→ WHAT IS ASKED
Find every line below that contains the word "java" and copy it out.

→ PROVIDED RECORDS

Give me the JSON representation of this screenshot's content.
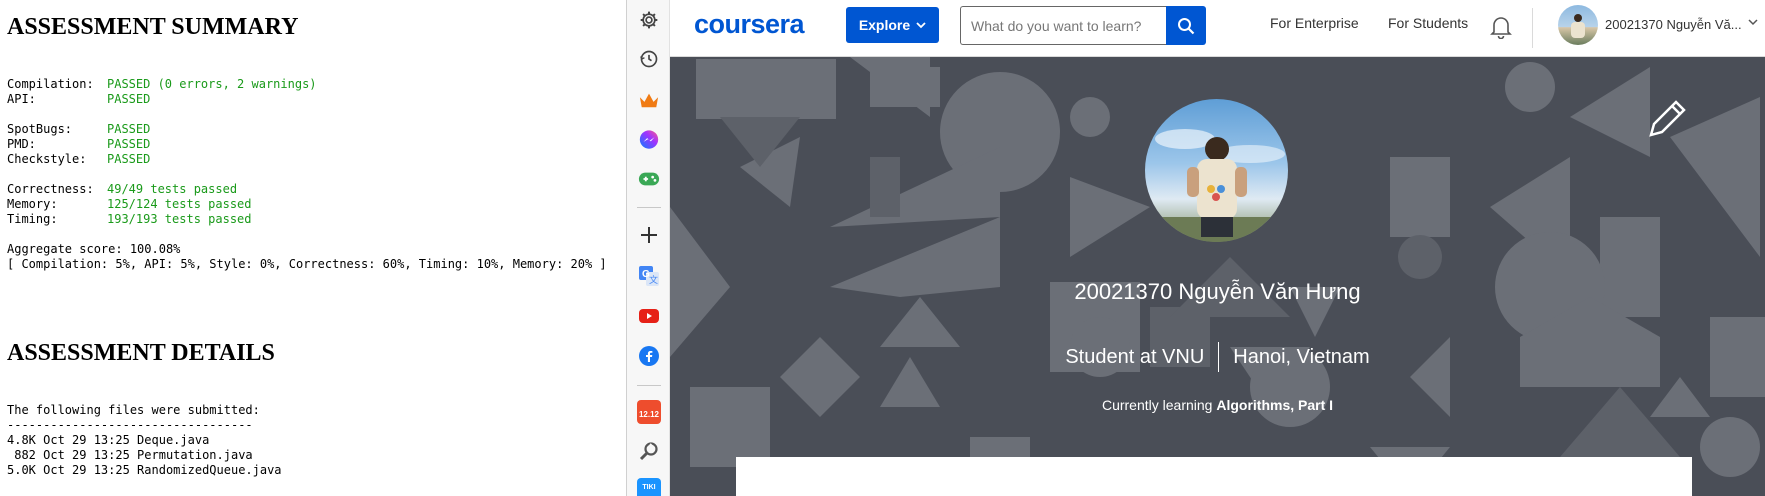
{
  "report": {
    "summary_heading": "ASSESSMENT SUMMARY",
    "summary_lines": [
      {
        "label": "Compilation:",
        "value": "PASSED (0 errors, 2 warnings)"
      },
      {
        "label": "API:",
        "value": "PASSED"
      },
      {
        "label": "SpotBugs:",
        "value": "PASSED"
      },
      {
        "label": "PMD:",
        "value": "PASSED"
      },
      {
        "label": "Checkstyle:",
        "value": "PASSED"
      },
      {
        "label": "Correctness:",
        "value": "49/49 tests passed"
      },
      {
        "label": "Memory:",
        "value": "125/124 tests passed"
      },
      {
        "label": "Timing:",
        "value": "193/193 tests passed"
      }
    ],
    "aggregate": "Aggregate score: 100.08%",
    "weights": "[ Compilation: 5%, API: 5%, Style: 0%, Correctness: 60%, Timing: 10%, Memory: 20% ]",
    "details_heading": "ASSESSMENT DETAILS",
    "files_intro": "The following files were submitted:",
    "files_rule": "----------------------------------",
    "files": [
      "4.8K Oct 29 13:25 Deque.java",
      " 882 Oct 29 13:25 Permutation.java",
      "5.0K Oct 29 13:25 RandomizedQueue.java"
    ]
  },
  "sidebar": {
    "icons": [
      "gear-icon",
      "history-icon",
      "crown-icon",
      "messenger-icon",
      "gamepad-icon",
      "add-icon",
      "translate-icon",
      "youtube-icon",
      "facebook-icon",
      "shopee-icon",
      "wrench-icon",
      "tiki-icon"
    ],
    "shopee_badge": "12.12",
    "tiki_badge": "TIKI"
  },
  "coursera": {
    "logo": "coursera",
    "explore_label": "Explore",
    "search_placeholder": "What do you want to learn?",
    "for_enterprise": "For Enterprise",
    "for_students": "For Students",
    "username_nav": "20021370 Nguyễn Vă...",
    "profile_name": "20021370 Nguyễn Văn Hưng",
    "profile_role": "Student at VNU",
    "profile_location": "Hanoi, Vietnam",
    "learning_prefix": "Currently learning ",
    "learning_course": "Algorithms, Part I"
  },
  "colors": {
    "brand_blue": "#0056d2",
    "banner_bg": "#4a4e57",
    "passed_green": "#1a9a1a"
  }
}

→ RESULT
      "4.8K Oct 29 13:25 Deque.java",
      " 882 Oct 29 13:25 Permutation.java",
      "5.0K Oct 29 13:25 RandomizedQueue.java"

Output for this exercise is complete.